** start of RECORD EXCERPTS **
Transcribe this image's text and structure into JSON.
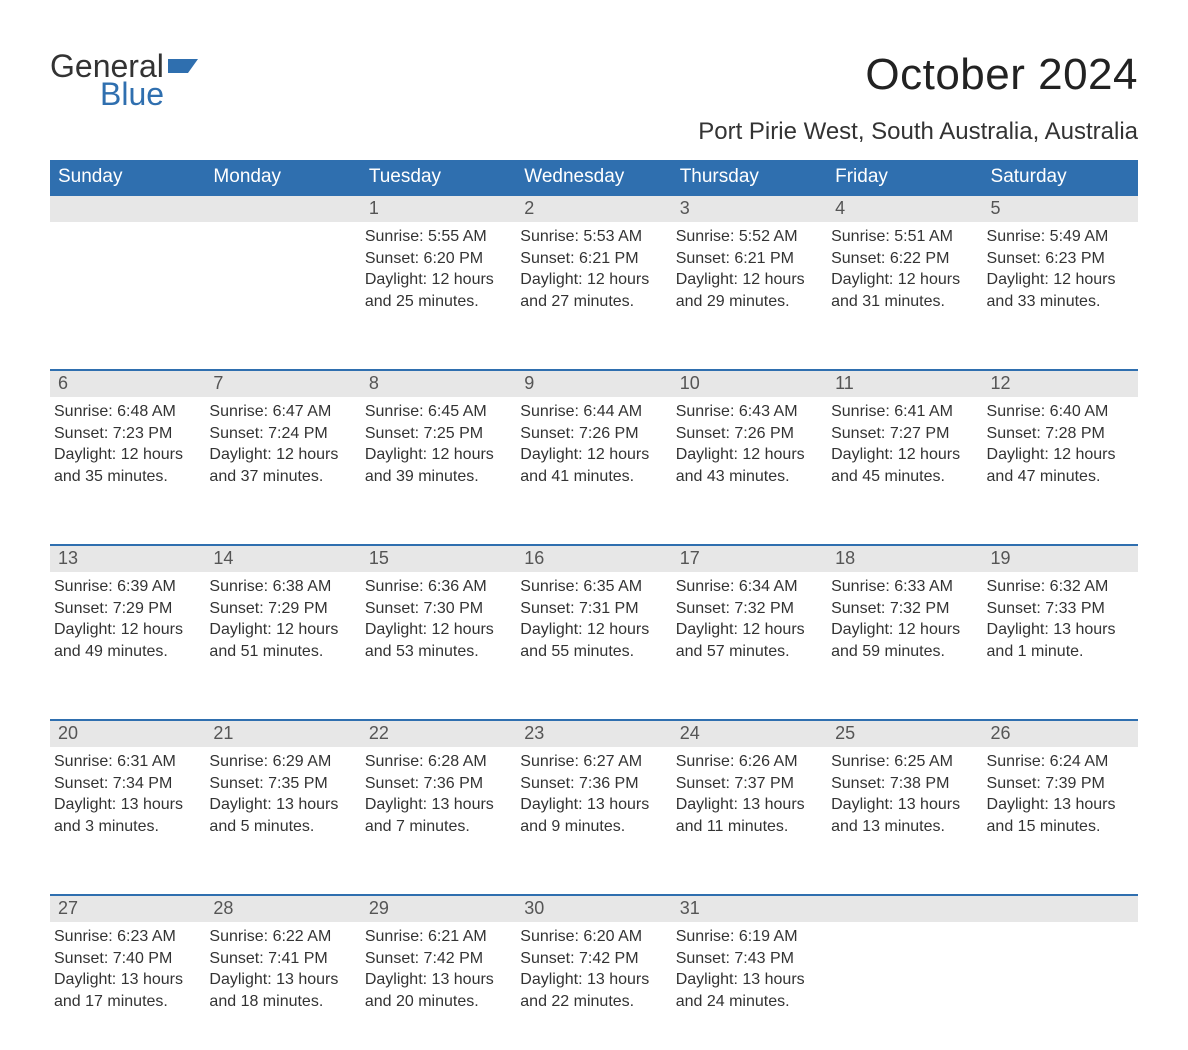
{
  "brand": {
    "line1": "General",
    "line2": "Blue",
    "accent_color": "#2f6faf"
  },
  "title": "October 2024",
  "location": "Port Pirie West, South Australia, Australia",
  "colors": {
    "header_bg": "#2f6faf",
    "header_text": "#ffffff",
    "daynum_bg": "#e7e7e7",
    "daynum_border": "#2f6faf",
    "body_text": "#333333",
    "page_bg": "#ffffff"
  },
  "day_headers": [
    "Sunday",
    "Monday",
    "Tuesday",
    "Wednesday",
    "Thursday",
    "Friday",
    "Saturday"
  ],
  "weeks": [
    [
      null,
      null,
      {
        "n": "1",
        "sr": "5:55 AM",
        "ss": "6:20 PM",
        "dl": "12 hours and 25 minutes."
      },
      {
        "n": "2",
        "sr": "5:53 AM",
        "ss": "6:21 PM",
        "dl": "12 hours and 27 minutes."
      },
      {
        "n": "3",
        "sr": "5:52 AM",
        "ss": "6:21 PM",
        "dl": "12 hours and 29 minutes."
      },
      {
        "n": "4",
        "sr": "5:51 AM",
        "ss": "6:22 PM",
        "dl": "12 hours and 31 minutes."
      },
      {
        "n": "5",
        "sr": "5:49 AM",
        "ss": "6:23 PM",
        "dl": "12 hours and 33 minutes."
      }
    ],
    [
      {
        "n": "6",
        "sr": "6:48 AM",
        "ss": "7:23 PM",
        "dl": "12 hours and 35 minutes."
      },
      {
        "n": "7",
        "sr": "6:47 AM",
        "ss": "7:24 PM",
        "dl": "12 hours and 37 minutes."
      },
      {
        "n": "8",
        "sr": "6:45 AM",
        "ss": "7:25 PM",
        "dl": "12 hours and 39 minutes."
      },
      {
        "n": "9",
        "sr": "6:44 AM",
        "ss": "7:26 PM",
        "dl": "12 hours and 41 minutes."
      },
      {
        "n": "10",
        "sr": "6:43 AM",
        "ss": "7:26 PM",
        "dl": "12 hours and 43 minutes."
      },
      {
        "n": "11",
        "sr": "6:41 AM",
        "ss": "7:27 PM",
        "dl": "12 hours and 45 minutes."
      },
      {
        "n": "12",
        "sr": "6:40 AM",
        "ss": "7:28 PM",
        "dl": "12 hours and 47 minutes."
      }
    ],
    [
      {
        "n": "13",
        "sr": "6:39 AM",
        "ss": "7:29 PM",
        "dl": "12 hours and 49 minutes."
      },
      {
        "n": "14",
        "sr": "6:38 AM",
        "ss": "7:29 PM",
        "dl": "12 hours and 51 minutes."
      },
      {
        "n": "15",
        "sr": "6:36 AM",
        "ss": "7:30 PM",
        "dl": "12 hours and 53 minutes."
      },
      {
        "n": "16",
        "sr": "6:35 AM",
        "ss": "7:31 PM",
        "dl": "12 hours and 55 minutes."
      },
      {
        "n": "17",
        "sr": "6:34 AM",
        "ss": "7:32 PM",
        "dl": "12 hours and 57 minutes."
      },
      {
        "n": "18",
        "sr": "6:33 AM",
        "ss": "7:32 PM",
        "dl": "12 hours and 59 minutes."
      },
      {
        "n": "19",
        "sr": "6:32 AM",
        "ss": "7:33 PM",
        "dl": "13 hours and 1 minute."
      }
    ],
    [
      {
        "n": "20",
        "sr": "6:31 AM",
        "ss": "7:34 PM",
        "dl": "13 hours and 3 minutes."
      },
      {
        "n": "21",
        "sr": "6:29 AM",
        "ss": "7:35 PM",
        "dl": "13 hours and 5 minutes."
      },
      {
        "n": "22",
        "sr": "6:28 AM",
        "ss": "7:36 PM",
        "dl": "13 hours and 7 minutes."
      },
      {
        "n": "23",
        "sr": "6:27 AM",
        "ss": "7:36 PM",
        "dl": "13 hours and 9 minutes."
      },
      {
        "n": "24",
        "sr": "6:26 AM",
        "ss": "7:37 PM",
        "dl": "13 hours and 11 minutes."
      },
      {
        "n": "25",
        "sr": "6:25 AM",
        "ss": "7:38 PM",
        "dl": "13 hours and 13 minutes."
      },
      {
        "n": "26",
        "sr": "6:24 AM",
        "ss": "7:39 PM",
        "dl": "13 hours and 15 minutes."
      }
    ],
    [
      {
        "n": "27",
        "sr": "6:23 AM",
        "ss": "7:40 PM",
        "dl": "13 hours and 17 minutes."
      },
      {
        "n": "28",
        "sr": "6:22 AM",
        "ss": "7:41 PM",
        "dl": "13 hours and 18 minutes."
      },
      {
        "n": "29",
        "sr": "6:21 AM",
        "ss": "7:42 PM",
        "dl": "13 hours and 20 minutes."
      },
      {
        "n": "30",
        "sr": "6:20 AM",
        "ss": "7:42 PM",
        "dl": "13 hours and 22 minutes."
      },
      {
        "n": "31",
        "sr": "6:19 AM",
        "ss": "7:43 PM",
        "dl": "13 hours and 24 minutes."
      },
      null,
      null
    ]
  ],
  "labels": {
    "sunrise": "Sunrise: ",
    "sunset": "Sunset: ",
    "daylight": "Daylight: "
  }
}
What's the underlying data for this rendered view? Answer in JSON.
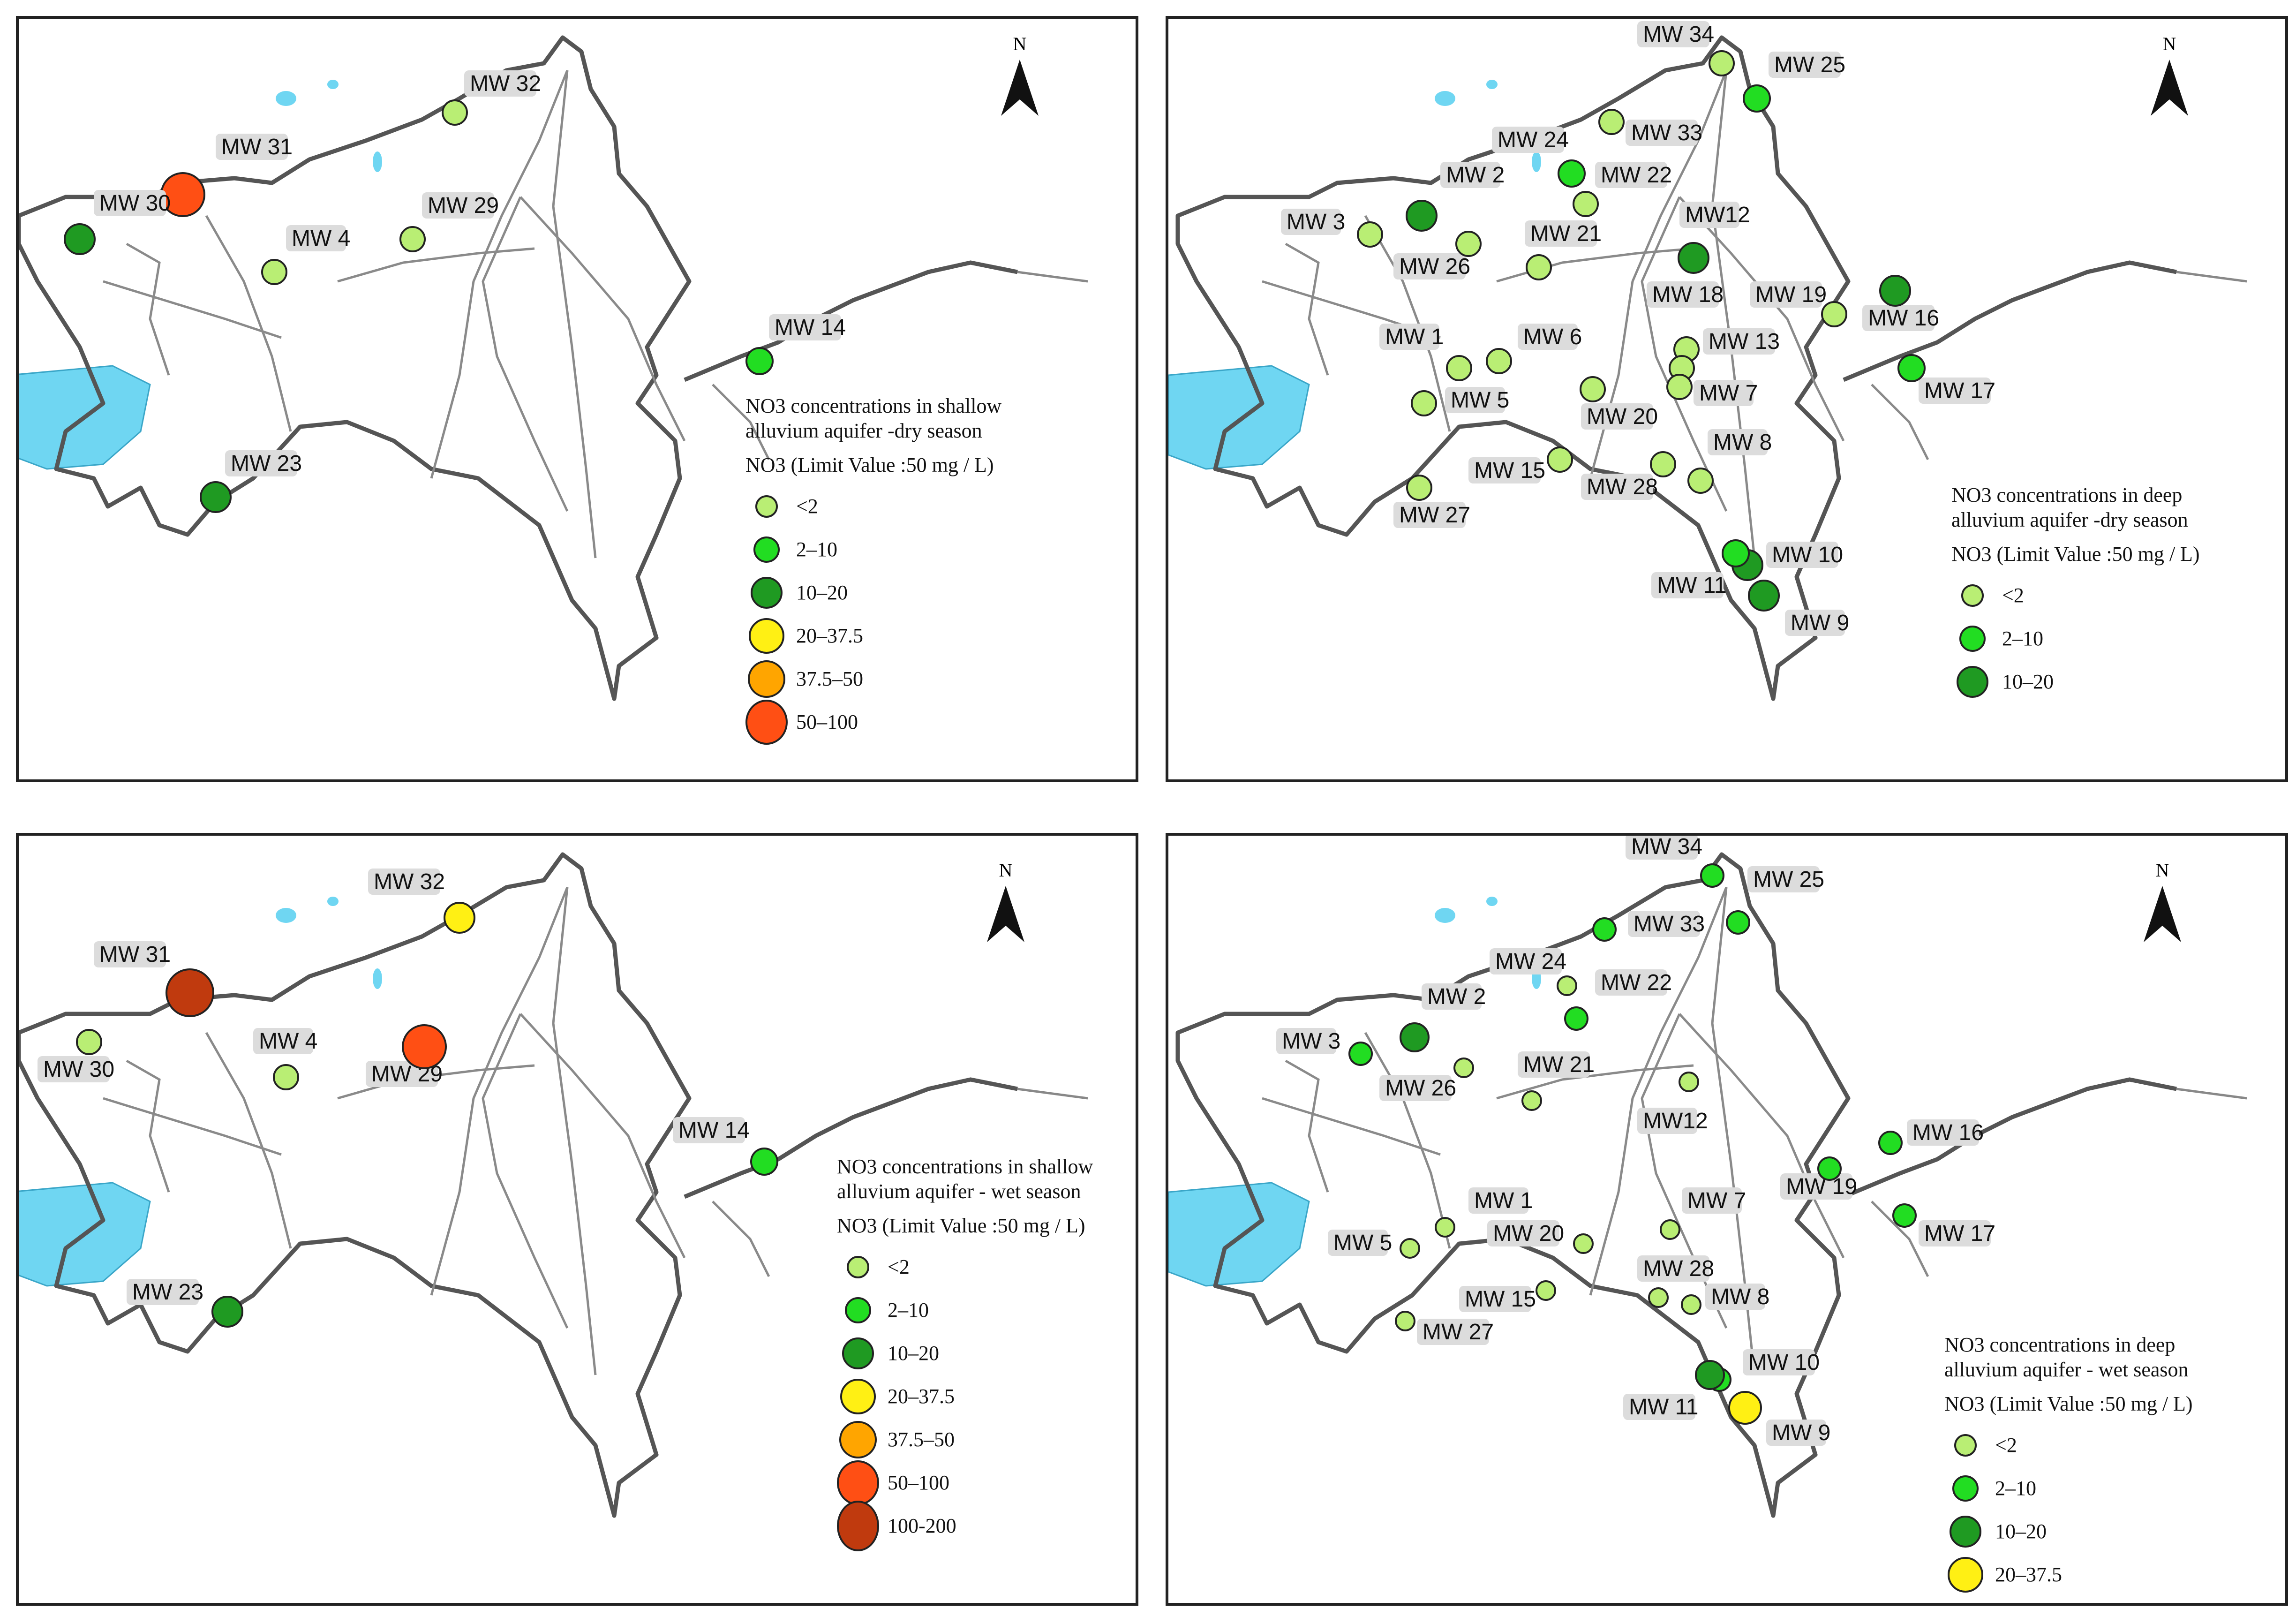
{
  "colors": {
    "lt2": "#b9ee74",
    "c2_10": "#22dd22",
    "c10_20": "#1f9a22",
    "c20_37": "#fff014",
    "c37_50": "#ffa500",
    "c50_100": "#ff4f14",
    "c100_200": "#c03a0e",
    "water": "#6fd6f2"
  },
  "north_label": "N",
  "panels": [
    {
      "title": "NO3 concentrations in shallow\nalluvium aquifer -dry season",
      "subtitle": "NO3 (Limit Value :50 mg / L)",
      "legend": [
        {
          "label": "<2",
          "cls": "lt2"
        },
        {
          "label": "2–10",
          "cls": "c2_10"
        },
        {
          "label": "10–20",
          "cls": "c10_20"
        },
        {
          "label": "20–37.5",
          "cls": "c20_37"
        },
        {
          "label": "37.5–50",
          "cls": "c37_50"
        },
        {
          "label": "50–100",
          "cls": "c50_100"
        }
      ],
      "wells": [
        {
          "name": "MW 32",
          "cls": "lt2"
        },
        {
          "name": "MW 31",
          "cls": "c50_100"
        },
        {
          "name": "MW 30",
          "cls": "c10_20"
        },
        {
          "name": "MW 29",
          "cls": "lt2"
        },
        {
          "name": "MW 4",
          "cls": "lt2"
        },
        {
          "name": "MW 14",
          "cls": "c2_10"
        },
        {
          "name": "MW 23",
          "cls": "c10_20"
        }
      ]
    },
    {
      "title": "NO3 concentrations in deep\nalluvium aquifer -dry season",
      "subtitle": "NO3 (Limit Value :50 mg / L)",
      "legend": [
        {
          "label": "<2",
          "cls": "lt2"
        },
        {
          "label": "2–10",
          "cls": "c2_10"
        },
        {
          "label": "10–20",
          "cls": "c10_20"
        }
      ],
      "wells": [
        {
          "name": "MW 34",
          "cls": "lt2"
        },
        {
          "name": "MW 25",
          "cls": "c2_10"
        },
        {
          "name": "MW 33",
          "cls": "lt2"
        },
        {
          "name": "MW 24",
          "cls": "c2_10"
        },
        {
          "name": "MW 22",
          "cls": "lt2"
        },
        {
          "name": "MW 2",
          "cls": "c10_20"
        },
        {
          "name": "MW 3",
          "cls": "lt2"
        },
        {
          "name": "MW 26",
          "cls": "lt2"
        },
        {
          "name": "MW 21",
          "cls": "lt2"
        },
        {
          "name": "MW12",
          "cls": "c10_20"
        },
        {
          "name": "MW 19",
          "cls": "lt2"
        },
        {
          "name": "MW 16",
          "cls": "c10_20"
        },
        {
          "name": "MW 17",
          "cls": "c2_10"
        },
        {
          "name": "MW 1",
          "cls": "lt2"
        },
        {
          "name": "MW 6",
          "cls": "lt2"
        },
        {
          "name": "MW 18",
          "cls": "lt2"
        },
        {
          "name": "MW 13",
          "cls": "lt2"
        },
        {
          "name": "MW 7",
          "cls": "lt2"
        },
        {
          "name": "MW 5",
          "cls": "lt2"
        },
        {
          "name": "MW 20",
          "cls": "lt2"
        },
        {
          "name": "MW 8",
          "cls": "lt2"
        },
        {
          "name": "MW 15",
          "cls": "lt2"
        },
        {
          "name": "MW 28",
          "cls": "lt2"
        },
        {
          "name": "MW 27",
          "cls": "lt2"
        },
        {
          "name": "MW 10",
          "cls": "c10_20"
        },
        {
          "name": "MW 11",
          "cls": "c2_10"
        },
        {
          "name": "MW 9",
          "cls": "c10_20"
        }
      ]
    },
    {
      "title": "NO3 concentrations in shallow\nalluvium aquifer - wet season",
      "subtitle": "NO3 (Limit Value :50 mg / L)",
      "legend": [
        {
          "label": "<2",
          "cls": "lt2"
        },
        {
          "label": "2–10",
          "cls": "c2_10"
        },
        {
          "label": "10–20",
          "cls": "c10_20"
        },
        {
          "label": "20–37.5",
          "cls": "c20_37"
        },
        {
          "label": "37.5–50",
          "cls": "c37_50"
        },
        {
          "label": "50–100",
          "cls": "c50_100"
        },
        {
          "label": "100-200",
          "cls": "c100_200"
        }
      ],
      "wells": [
        {
          "name": "MW 32",
          "cls": "c20_37"
        },
        {
          "name": "MW 31",
          "cls": "c100_200"
        },
        {
          "name": "MW 30",
          "cls": "lt2"
        },
        {
          "name": "MW 4",
          "cls": "lt2"
        },
        {
          "name": "MW 29",
          "cls": "c50_100"
        },
        {
          "name": "MW 14",
          "cls": "c2_10"
        },
        {
          "name": "MW 23",
          "cls": "c10_20"
        }
      ]
    },
    {
      "title": "NO3 concentrations in deep\nalluvium aquifer - wet season",
      "subtitle": "NO3 (Limit Value :50 mg / L)",
      "legend": [
        {
          "label": "<2",
          "cls": "lt2"
        },
        {
          "label": "2–10",
          "cls": "c2_10"
        },
        {
          "label": "10–20",
          "cls": "c10_20"
        },
        {
          "label": "20–37.5",
          "cls": "c20_37"
        }
      ],
      "wells": [
        {
          "name": "MW 34",
          "cls": "c2_10"
        },
        {
          "name": "MW 25",
          "cls": "c2_10"
        },
        {
          "name": "MW 33",
          "cls": "c2_10"
        },
        {
          "name": "MW 24",
          "cls": "lt2"
        },
        {
          "name": "MW 22",
          "cls": "c2_10"
        },
        {
          "name": "MW 2",
          "cls": "c10_20"
        },
        {
          "name": "MW 3",
          "cls": "c2_10"
        },
        {
          "name": "MW 26",
          "cls": "lt2"
        },
        {
          "name": "MW 21",
          "cls": "lt2"
        },
        {
          "name": "MW12",
          "cls": "lt2"
        },
        {
          "name": "MW 16",
          "cls": "c2_10"
        },
        {
          "name": "MW 19",
          "cls": "c2_10"
        },
        {
          "name": "MW 17",
          "cls": "c2_10"
        },
        {
          "name": "MW 1",
          "cls": "lt2"
        },
        {
          "name": "MW 7",
          "cls": "lt2"
        },
        {
          "name": "MW 5",
          "cls": "lt2"
        },
        {
          "name": "MW 20",
          "cls": "lt2"
        },
        {
          "name": "MW 28",
          "cls": "lt2"
        },
        {
          "name": "MW 8",
          "cls": "lt2"
        },
        {
          "name": "MW 15",
          "cls": "lt2"
        },
        {
          "name": "MW 27",
          "cls": "lt2"
        },
        {
          "name": "MW 10",
          "cls": "c2_10"
        },
        {
          "name": "MW 11",
          "cls": "c10_20"
        },
        {
          "name": "MW 9",
          "cls": "c20_37"
        }
      ]
    }
  ]
}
** end of RECORD EXCERPTS **
Go through the entries above and pull out each line with "aquifer" in it.

      "title": "NO3 concentrations in shallow\nalluvium aquifer -dry season",
      "title": "NO3 concentrations in deep\nalluvium aquifer -dry season",
      "title": "NO3 concentrations in shallow\nalluvium aquifer - wet season",
      "title": "NO3 concentrations in deep\nalluvium aquifer - wet season",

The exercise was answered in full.